(begin)

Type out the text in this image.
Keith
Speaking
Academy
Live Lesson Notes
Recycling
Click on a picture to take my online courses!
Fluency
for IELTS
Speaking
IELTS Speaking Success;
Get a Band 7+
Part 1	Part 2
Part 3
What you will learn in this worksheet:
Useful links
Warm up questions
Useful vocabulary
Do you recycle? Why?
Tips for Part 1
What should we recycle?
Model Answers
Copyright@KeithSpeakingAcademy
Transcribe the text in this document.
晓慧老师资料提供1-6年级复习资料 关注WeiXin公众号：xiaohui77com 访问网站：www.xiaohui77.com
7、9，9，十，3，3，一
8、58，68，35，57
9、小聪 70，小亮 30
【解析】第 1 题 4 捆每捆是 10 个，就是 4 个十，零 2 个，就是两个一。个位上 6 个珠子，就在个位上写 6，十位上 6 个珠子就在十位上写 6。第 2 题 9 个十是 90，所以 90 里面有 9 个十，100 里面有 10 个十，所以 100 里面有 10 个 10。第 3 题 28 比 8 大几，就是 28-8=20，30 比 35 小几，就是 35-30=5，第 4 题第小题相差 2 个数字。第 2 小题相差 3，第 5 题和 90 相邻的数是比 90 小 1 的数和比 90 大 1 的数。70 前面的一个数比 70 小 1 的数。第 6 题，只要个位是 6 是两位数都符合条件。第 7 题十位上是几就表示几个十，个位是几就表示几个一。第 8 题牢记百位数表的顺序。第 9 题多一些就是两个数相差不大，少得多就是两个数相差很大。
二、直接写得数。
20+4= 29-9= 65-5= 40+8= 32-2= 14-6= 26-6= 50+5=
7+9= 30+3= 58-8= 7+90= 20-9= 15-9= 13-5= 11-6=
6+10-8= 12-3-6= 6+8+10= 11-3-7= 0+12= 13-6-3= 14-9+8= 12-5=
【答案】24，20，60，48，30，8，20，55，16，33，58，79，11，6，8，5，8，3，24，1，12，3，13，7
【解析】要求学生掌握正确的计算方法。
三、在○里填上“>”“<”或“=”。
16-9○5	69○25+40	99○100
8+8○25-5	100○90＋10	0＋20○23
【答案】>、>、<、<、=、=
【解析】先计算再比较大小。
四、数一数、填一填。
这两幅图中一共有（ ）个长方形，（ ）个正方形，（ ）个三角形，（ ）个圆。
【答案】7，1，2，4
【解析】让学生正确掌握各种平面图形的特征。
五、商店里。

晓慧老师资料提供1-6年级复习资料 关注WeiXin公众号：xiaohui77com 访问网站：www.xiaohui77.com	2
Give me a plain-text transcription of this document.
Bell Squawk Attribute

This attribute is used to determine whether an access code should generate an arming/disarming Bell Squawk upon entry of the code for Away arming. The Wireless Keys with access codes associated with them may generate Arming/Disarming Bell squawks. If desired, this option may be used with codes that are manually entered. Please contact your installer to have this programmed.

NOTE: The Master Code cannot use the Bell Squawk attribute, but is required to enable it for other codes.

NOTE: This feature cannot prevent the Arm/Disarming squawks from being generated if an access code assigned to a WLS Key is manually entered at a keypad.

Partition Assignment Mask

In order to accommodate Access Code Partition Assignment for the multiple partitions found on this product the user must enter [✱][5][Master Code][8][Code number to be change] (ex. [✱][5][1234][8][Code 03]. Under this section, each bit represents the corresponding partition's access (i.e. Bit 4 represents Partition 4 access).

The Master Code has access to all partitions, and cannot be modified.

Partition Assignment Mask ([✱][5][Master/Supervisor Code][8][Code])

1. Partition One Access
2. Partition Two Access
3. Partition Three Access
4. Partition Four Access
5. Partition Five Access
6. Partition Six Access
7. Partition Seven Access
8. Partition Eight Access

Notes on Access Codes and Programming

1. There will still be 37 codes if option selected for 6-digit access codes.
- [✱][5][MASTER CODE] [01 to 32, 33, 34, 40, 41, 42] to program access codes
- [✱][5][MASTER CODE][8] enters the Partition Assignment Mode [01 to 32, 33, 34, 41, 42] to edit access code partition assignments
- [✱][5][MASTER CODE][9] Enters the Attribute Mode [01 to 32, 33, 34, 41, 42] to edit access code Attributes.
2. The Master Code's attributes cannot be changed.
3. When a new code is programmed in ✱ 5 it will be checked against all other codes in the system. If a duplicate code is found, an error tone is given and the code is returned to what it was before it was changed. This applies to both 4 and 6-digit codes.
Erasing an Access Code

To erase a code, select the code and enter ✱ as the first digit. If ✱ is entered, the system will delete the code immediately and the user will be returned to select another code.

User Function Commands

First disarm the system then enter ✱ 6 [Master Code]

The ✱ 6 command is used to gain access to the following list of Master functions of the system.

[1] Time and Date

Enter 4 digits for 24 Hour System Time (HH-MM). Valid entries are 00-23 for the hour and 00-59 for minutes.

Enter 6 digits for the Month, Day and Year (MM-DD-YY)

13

(end)

Your objective: Reproduce the records above exactly.

Reply to the task:
Type out the text in this image.
Keith
Speaking
Academy
Live Lesson Notes
Recycling
Click on a picture to take my online courses!
Fluency
for IELTS
Speaking
IELTS Speaking Success;
Get a Band 7+
Part 1	Part 2
Part 3
What you will learn in this worksheet:
Useful links
Warm up questions
Useful vocabulary
Do you recycle? Why?
Tips for Part 1
What should we recycle?
Model Answers
Copyright@KeithSpeakingAcademy
Transcribe the text in this document.
晓慧老师资料提供1-6年级复习资料 关注WeiXin公众号：xiaohui77com 访问网站：www.xiaohui77.com
7、9，9，十，3，3，一
8、58，68，35，57
9、小聪 70，小亮 30
【解析】第 1 题 4 捆每捆是 10 个，就是 4 个十，零 2 个，就是两个一。个位上 6 个珠子，就在个位上写 6，十位上 6 个珠子就在十位上写 6。第 2 题 9 个十是 90，所以 90 里面有 9 个十，100 里面有 10 个十，所以 100 里面有 10 个 10。第 3 题 28 比 8 大几，就是 28-8=20，30 比 35 小几，就是 35-30=5，第 4 题第小题相差 2 个数字。第 2 小题相差 3，第 5 题和 90 相邻的数是比 90 小 1 的数和比 90 大 1 的数。70 前面的一个数比 70 小 1 的数。第 6 题，只要个位是 6 是两位数都符合条件。第 7 题十位上是几就表示几个十，个位是几就表示几个一。第 8 题牢记百位数表的顺序。第 9 题多一些就是两个数相差不大，少得多就是两个数相差很大。
二、直接写得数。
20+4= 29-9= 65-5= 40+8= 32-2= 14-6= 26-6= 50+5=
7+9= 30+3= 58-8= 7+90= 20-9= 15-9= 13-5= 11-6=
6+10-8= 12-3-6= 6+8+10= 11-3-7= 0+12= 13-6-3= 14-9+8= 12-5=
【答案】24，20，60，48，30，8，20，55，16，33，58，79，11，6，8，5，8，3，24，1，12，3，13，7
【解析】要求学生掌握正确的计算方法。
三、在○里填上“>”“<”或“=”。
16-9○5	69○25+40	99○100
8+8○25-5	100○90＋10	0＋20○23
【答案】>、>、<、<、=、=
【解析】先计算再比较大小。
四、数一数、填一填。
这两幅图中一共有（ ）个长方形，（ ）个正方形，（ ）个三角形，（ ）个圆。
【答案】7，1，2，4
【解析】让学生正确掌握各种平面图形的特征。
五、商店里。

晓慧老师资料提供1-6年级复习资料 关注WeiXin公众号：xiaohui77com 访问网站：www.xiaohui77.com	2
Give me a plain-text transcription of this document.
Bell Squawk Attribute

This attribute is used to determine whether an access code should generate an arming/disarming Bell Squawk upon entry of the code for Away arming. The Wireless Keys with access codes associated with them may generate Arming/Disarming Bell squawks. If desired, this option may be used with codes that are manually entered. Please contact your installer to have this programmed.

NOTE: The Master Code cannot use the Bell Squawk attribute, but is required to enable it for other codes.

NOTE: This feature cannot prevent the Arm/Disarming squawks from being generated if an access code assigned to a WLS Key is manually entered at a keypad.

Partition Assignment Mask

In order to accommodate Access Code Partition Assignment for the multiple partitions found on this product the user must enter [✱][5][Master Code][8][Code number to be change] (ex. [✱][5][1234][8][Code 03]. Under this section, each bit represents the corresponding partition's access (i.e. Bit 4 represents Partition 4 access).

The Master Code has access to all partitions, and cannot be modified.

Partition Assignment Mask ([✱][5][Master/Supervisor Code][8][Code])

1. Partition One Access
2. Partition Two Access
3. Partition Three Access
4. Partition Four Access
5. Partition Five Access
6. Partition Six Access
7. Partition Seven Access
8. Partition Eight Access

Notes on Access Codes and Programming

1. There will still be 37 codes if option selected for 6-digit access codes.
- [✱][5][MASTER CODE] [01 to 32, 33, 34, 40, 41, 42] to program access codes
- [✱][5][MASTER CODE][8] enters the Partition Assignment Mode [01 to 32, 33, 34, 41, 42] to edit access code partition assignments
- [✱][5][MASTER CODE][9] Enters the Attribute Mode [01 to 32, 33, 34, 41, 42] to edit access code Attributes.
2. The Master Code's attributes cannot be changed.
3. When a new code is programmed in ✱ 5 it will be checked against all other codes in the system. If a duplicate code is found, an error tone is given and the code is returned to what it was before it was changed. This applies to both 4 and 6-digit codes.
Erasing an Access Code

To erase a code, select the code and enter ✱ as the first digit. If ✱ is entered, the system will delete the code immediately and the user will be returned to select another code.

User Function Commands

First disarm the system then enter ✱ 6 [Master Code]

The ✱ 6 command is used to gain access to the following list of Master functions of the system.

[1] Time and Date

Enter 4 digits for 24 Hour System Time (HH-MM). Valid entries are 00-23 for the hour and 00-59 for minutes.

Enter 6 digits for the Month, Day and Year (MM-DD-YY)

13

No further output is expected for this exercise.